■ **Exercise details**:
All of the data below should be written out exactly.

■ **Data**:
================================

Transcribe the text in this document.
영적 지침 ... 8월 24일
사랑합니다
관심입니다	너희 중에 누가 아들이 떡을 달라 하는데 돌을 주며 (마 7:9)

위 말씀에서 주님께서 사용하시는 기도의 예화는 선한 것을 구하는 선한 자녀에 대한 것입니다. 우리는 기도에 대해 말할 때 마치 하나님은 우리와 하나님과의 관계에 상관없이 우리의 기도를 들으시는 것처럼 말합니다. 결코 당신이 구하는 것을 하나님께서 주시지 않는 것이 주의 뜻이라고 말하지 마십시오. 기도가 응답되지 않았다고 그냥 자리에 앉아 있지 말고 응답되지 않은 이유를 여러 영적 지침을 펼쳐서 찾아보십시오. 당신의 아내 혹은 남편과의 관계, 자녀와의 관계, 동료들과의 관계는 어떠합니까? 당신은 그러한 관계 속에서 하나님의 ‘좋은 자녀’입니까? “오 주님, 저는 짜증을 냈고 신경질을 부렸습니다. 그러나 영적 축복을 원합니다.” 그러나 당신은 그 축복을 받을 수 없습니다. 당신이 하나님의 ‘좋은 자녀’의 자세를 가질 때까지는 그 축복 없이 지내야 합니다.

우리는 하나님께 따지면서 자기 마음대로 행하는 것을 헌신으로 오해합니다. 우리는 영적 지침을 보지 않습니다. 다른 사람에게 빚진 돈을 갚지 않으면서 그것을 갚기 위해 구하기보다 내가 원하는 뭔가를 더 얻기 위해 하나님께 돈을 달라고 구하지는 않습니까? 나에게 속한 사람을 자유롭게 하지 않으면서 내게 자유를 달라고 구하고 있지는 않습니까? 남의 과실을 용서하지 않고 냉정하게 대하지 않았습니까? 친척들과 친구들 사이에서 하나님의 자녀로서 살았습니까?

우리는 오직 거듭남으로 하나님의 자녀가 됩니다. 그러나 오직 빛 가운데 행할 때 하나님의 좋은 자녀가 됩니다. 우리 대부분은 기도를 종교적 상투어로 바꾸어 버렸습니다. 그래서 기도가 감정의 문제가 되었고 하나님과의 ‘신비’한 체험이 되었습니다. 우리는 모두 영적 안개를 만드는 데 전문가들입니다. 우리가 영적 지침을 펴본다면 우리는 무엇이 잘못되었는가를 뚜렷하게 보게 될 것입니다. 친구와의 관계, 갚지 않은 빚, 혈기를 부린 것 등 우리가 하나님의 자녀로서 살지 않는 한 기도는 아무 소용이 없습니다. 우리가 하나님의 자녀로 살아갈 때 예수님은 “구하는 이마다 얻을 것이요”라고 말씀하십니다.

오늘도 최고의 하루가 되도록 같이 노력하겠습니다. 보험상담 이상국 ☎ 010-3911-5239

================================

■ **Response**:
Transcribe the text in this document.
영적 지침 ... 8월 24일
사랑합니다
관심입니다	너희 중에 누가 아들이 떡을 달라 하는데 돌을 주며 (마 7:9)

위 말씀에서 주님께서 사용하시는 기도의 예화는 선한 것을 구하는 선한 자녀에 대한 것입니다. 우리는 기도에 대해 말할 때 마치 하나님은 우리와 하나님과의 관계에 상관없이 우리의 기도를 들으시는 것처럼 말합니다. 결코 당신이 구하는 것을 하나님께서 주시지 않는 것이 주의 뜻이라고 말하지 마십시오. 기도가 응답되지 않았다고 그냥 자리에 앉아 있지 말고 응답되지 않은 이유를 여러 영적 지침을 펼쳐서 찾아보십시오. 당신의 아내 혹은 남편과의 관계, 자녀와의 관계, 동료들과의 관계는 어떠합니까? 당신은 그러한 관계 속에서 하나님의 ‘좋은 자녀’입니까? “오 주님, 저는 짜증을 냈고 신경질을 부렸습니다. 그러나 영적 축복을 원합니다.” 그러나 당신은 그 축복을 받을 수 없습니다. 당신이 하나님의 ‘좋은 자녀’의 자세를 가질 때까지는 그 축복 없이 지내야 합니다.

우리는 하나님께 따지면서 자기 마음대로 행하는 것을 헌신으로 오해합니다. 우리는 영적 지침을 보지 않습니다. 다른 사람에게 빚진 돈을 갚지 않으면서 그것을 갚기 위해 구하기보다 내가 원하는 뭔가를 더 얻기 위해 하나님께 돈을 달라고 구하지는 않습니까? 나에게 속한 사람을 자유롭게 하지 않으면서 내게 자유를 달라고 구하고 있지는 않습니까? 남의 과실을 용서하지 않고 냉정하게 대하지 않았습니까? 친척들과 친구들 사이에서 하나님의 자녀로서 살았습니까?

우리는 오직 거듭남으로 하나님의 자녀가 됩니다. 그러나 오직 빛 가운데 행할 때 하나님의 좋은 자녀가 됩니다. 우리 대부분은 기도를 종교적 상투어로 바꾸어 버렸습니다. 그래서 기도가 감정의 문제가 되었고 하나님과의 ‘신비’한 체험이 되었습니다. 우리는 모두 영적 안개를 만드는 데 전문가들입니다. 우리가 영적 지침을 펴본다면 우리는 무엇이 잘못되었는가를 뚜렷하게 보게 될 것입니다. 친구와의 관계, 갚지 않은 빚, 혈기를 부린 것 등 우리가 하나님의 자녀로서 살지 않는 한 기도는 아무 소용이 없습니다. 우리가 하나님의 자녀로 살아갈 때 예수님은 “구하는 이마다 얻을 것이요”라고 말씀하십니다.

오늘도 최고의 하루가 되도록 같이 노력하겠습니다. 보험상담 이상국 ☎ 010-3911-5239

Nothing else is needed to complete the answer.